**Фрагмент текста:**
^^^^

Зато в «Карагандинских девятинах» Олега Павлова тот же мотив неблагополучия зазвучал «экзистенциальной смещённостью восприятия мира» - в знакомой тональности «другой прозы», когда художник воспроизводит не то, что есть на самом деле, а свои видения. Триптих из романа и двух повестей впечатляет. По силе художественной выразительности Павлов, можно сказать, превзошёл своих учителей – Солженицына, Шаламова и Довлатова. Но поезд-то ушёл. Устарело клише оставшегося в прошлом антисоветского андеграунда. Очевидно, по этой причине – не пропустить, ибо такое больше уже может не повториться! – букерские знатоки и выделили творение Олега Павлова из своего длинного-предлинного списка.

            «Экзистенциональная смещённость» превратила трилогию о тюремно-лагерных «служивых» в «королевство кривых зеркал».Там нет ни одного персонажа, который не годился бы в экспонаты для кунсткамеры: капитан Хабаров запивает горькую; эамполит Величко – разве что политрук из астафьевского романа «Прокляты и убиты» составит ему конкуренцию в номинации самых никудышних людишек; начальник особого отдела полка Смершевич – отвратительный урод, какой может присниться только в страшном кошмаре; проскользнувший мимолётно военкор только тем и занят, что пропивает свои командировочные; начальник лагеря Синебрюхов – вор и подлый клеветник-доносчик; прапорщик-особист Скрипицын столь же гадок, как и его начальник; комполка Победов – законченный недотёпа, зачатый, резвится автор, не от любви, а от испуга; начальник штаба полка Дегтярь похож на гвоздь, а старлей Хрулёв – на бледную поганку… Кого из читателей не утомил этот набор уродцев, пожалте в лагерную охрану из «Дела Матюшина», а то и в похоронную команду из «Карагандинских девятин»…

Как тут не вспомнить о злоключениях «маленького человека», раскиданным по бескрайним страницам отечественной классики! Может писать Олег Павлов. Только вот дело. которому он служит своим пером, совершенно не соотносится с тем, чему посвятил, например, свой писательский талант – и тоже в трилогии – Юрий Герман. Дело, которому ты служишь,- это ведь сказано не только о литературных героях, но и об их прототипах, в том числе и о писателях.

^^^^

**Задание:** Перепишите приведенный выше фрагмент о прозе Олега Павлова целиком, не меняя в нем ни единого знака.

^^^^

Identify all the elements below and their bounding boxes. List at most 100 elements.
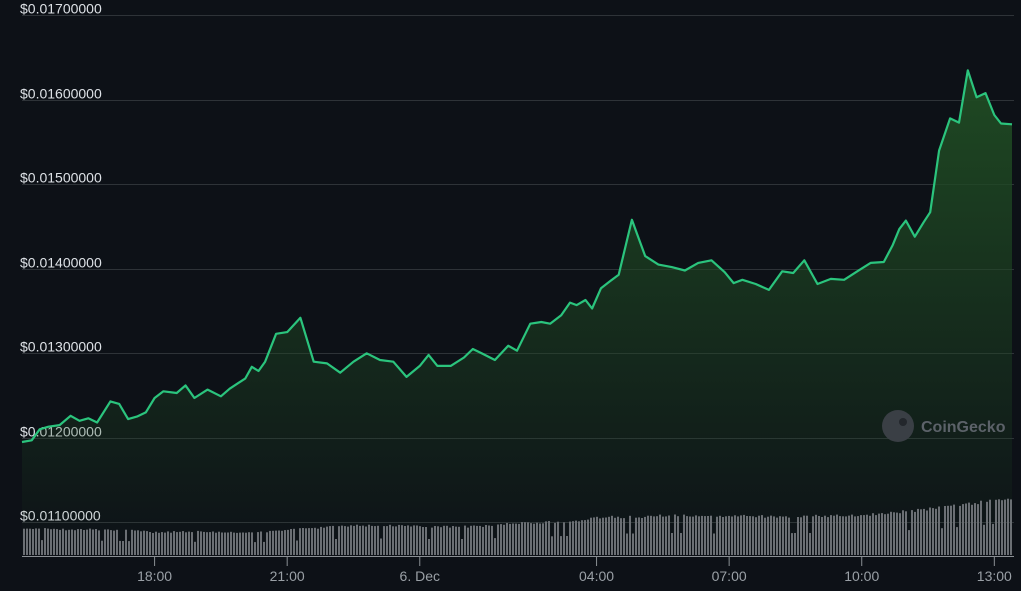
volume-bar xyxy=(470,525,472,555)
volume-bar xyxy=(452,526,454,555)
volume-bar xyxy=(851,514,853,555)
volume-bar xyxy=(233,532,235,555)
volume-bar xyxy=(617,516,619,555)
volume-bar xyxy=(584,520,586,555)
volume-bar xyxy=(530,523,532,555)
volume-bar xyxy=(254,542,256,555)
volume-bar xyxy=(842,516,844,555)
volume-bar xyxy=(458,526,460,555)
volume-bar xyxy=(968,502,970,555)
volume-bar xyxy=(959,505,961,555)
volume-bar xyxy=(392,526,394,555)
volume-bar xyxy=(293,528,295,555)
volume-bar xyxy=(149,532,151,555)
volume-bar xyxy=(827,517,829,555)
volume-bar xyxy=(659,514,661,555)
volume-bar xyxy=(473,525,475,555)
volume-bar xyxy=(929,507,931,555)
volume-bar xyxy=(854,516,856,555)
volume-bar xyxy=(575,520,577,555)
volume-bar xyxy=(647,515,649,555)
volume-bar xyxy=(638,517,640,555)
volume-bar xyxy=(95,529,97,555)
volume-bar xyxy=(539,523,541,555)
volume-bar xyxy=(839,516,841,555)
volume-bar xyxy=(62,528,64,555)
volume-bar xyxy=(677,516,679,555)
volume-bar xyxy=(110,530,112,555)
volume-bar xyxy=(428,539,430,555)
volume-bar xyxy=(740,515,742,555)
volume-bar xyxy=(644,516,646,555)
volume-bar xyxy=(47,528,49,555)
volume-bar xyxy=(938,506,940,555)
volume-bar xyxy=(569,521,571,555)
volume-bar xyxy=(545,521,547,555)
volume-bar xyxy=(749,516,751,555)
volume-bar xyxy=(953,504,955,555)
volume-bar xyxy=(44,528,46,555)
volume-bar xyxy=(824,515,826,555)
volume-bar xyxy=(50,529,52,555)
volume-bar xyxy=(983,524,985,555)
volume-bar xyxy=(89,528,91,555)
volume-bar xyxy=(23,528,25,555)
volume-bar xyxy=(200,531,202,555)
volume-bar xyxy=(152,533,154,555)
price-area-fill xyxy=(22,70,1012,557)
volume-bar xyxy=(371,525,373,555)
volume-bar xyxy=(716,516,718,555)
volume-bar xyxy=(185,532,187,555)
volume-bar xyxy=(143,530,145,555)
volume-bar xyxy=(284,530,286,555)
volume-bar xyxy=(506,523,508,555)
volume-bar xyxy=(494,538,496,555)
volume-bar xyxy=(305,528,307,555)
volume-bar xyxy=(608,516,610,555)
volume-bar xyxy=(443,525,445,555)
volume-bar xyxy=(764,517,766,555)
volume-bar xyxy=(335,539,337,555)
volume-bar xyxy=(419,526,421,555)
volume-bar xyxy=(314,527,316,555)
volume-bar xyxy=(35,528,37,555)
volume-bar xyxy=(503,524,505,555)
volume-bar xyxy=(56,529,58,555)
volume-bar xyxy=(290,529,292,555)
x-tick-label: 6. Dec xyxy=(400,568,440,584)
volume-bar xyxy=(308,528,310,555)
volume-bar xyxy=(542,523,544,555)
volume-bar xyxy=(896,512,898,555)
x-tick-label: 18:00 xyxy=(137,568,172,584)
volume-bar xyxy=(488,525,490,555)
volume-bar xyxy=(941,528,943,555)
volume-bar xyxy=(236,532,238,555)
volume-bar xyxy=(626,533,628,555)
volume-bar xyxy=(455,526,457,555)
volume-bar xyxy=(692,516,694,555)
volume-bar xyxy=(524,522,526,555)
volume-bar xyxy=(338,526,340,555)
volume-bar xyxy=(188,531,190,555)
volume-bar xyxy=(329,526,331,555)
volume-bar xyxy=(65,530,67,555)
volume-bar xyxy=(899,513,901,555)
volume-bar xyxy=(734,515,736,555)
volume-bar xyxy=(434,526,436,555)
y-tick-label: $0.01700000 xyxy=(20,1,102,17)
volume-bar xyxy=(161,532,163,555)
volume-bar xyxy=(368,524,370,555)
volume-bar xyxy=(497,524,499,555)
volume-bar xyxy=(803,515,805,555)
volume-bar xyxy=(242,532,244,555)
volume-bar xyxy=(440,527,442,555)
volume-bar xyxy=(32,529,34,555)
volume-bar xyxy=(695,515,697,555)
volume-bar xyxy=(689,516,691,555)
volume-bar xyxy=(971,504,973,555)
volume-bar xyxy=(398,524,400,555)
volume-bar xyxy=(83,530,85,555)
volume-bar xyxy=(482,526,484,555)
volume-bar xyxy=(215,532,217,555)
volume-bar xyxy=(77,529,79,555)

^^^^

**Результат выполнения:**
Зато в «Карагандинских девятинах» Олега Павлова тот же мотив неблагополучия зазвучал «экзистенциальной смещённостью восприятия мира» - в знакомой тональности «другой прозы», когда художник воспроизводит не то, что есть на самом деле, а свои видения. Триптих из романа и двух повестей впечатляет. По силе художественной выразительности Павлов, можно сказать, превзошёл своих учителей – Солженицына, Шаламова и Довлатова. Но поезд-то ушёл. Устарело клише оставшегося в прошлом антисоветского андеграунда. Очевидно, по этой причине – не пропустить, ибо такое больше уже может не повториться! – букерские знатоки и выделили творение Олега Павлова из своего длинного-предлинного списка.

            «Экзистенциональная смещённость» превратила трилогию о тюремно-лагерных «служивых» в «королевство кривых зеркал».Там нет ни одного персонажа, который не годился бы в экспонаты для кунсткамеры: капитан Хабаров запивает горькую; эамполит Величко – разве что политрук из астафьевского романа «Прокляты и убиты» составит ему конкуренцию в номинации самых никудышних людишек; начальник особого отдела полка Смершевич – отвратительный урод, какой может присниться только в страшном кошмаре; проскользнувший мимолётно военкор только тем и занят, что пропивает свои командировочные; начальник лагеря Синебрюхов – вор и подлый клеветник-доносчик; прапорщик-особист Скрипицын столь же гадок, как и его начальник; комполка Победов – законченный недотёпа, зачатый, резвится автор, не от любви, а от испуга; начальник штаба полка Дегтярь похож на гвоздь, а старлей Хрулёв – на бледную поганку… Кого из читателей не утомил этот набор уродцев, пожалте в лагерную охрану из «Дела Матюшина», а то и в похоронную команду из «Карагандинских девятин»…

Как тут не вспомнить о злоключениях «маленького человека», раскиданным по бескрайним страницам отечественной классики! Может писать Олег Павлов. Только вот дело. которому он служит своим пером, совершенно не соотносится с тем, чему посвятил, например, свой писательский талант – и тоже в трилогии – Юрий Герман. Дело, которому ты служишь,- это ведь сказано не только о литературных героях, но и об их прототипах, в том числе и о писателях.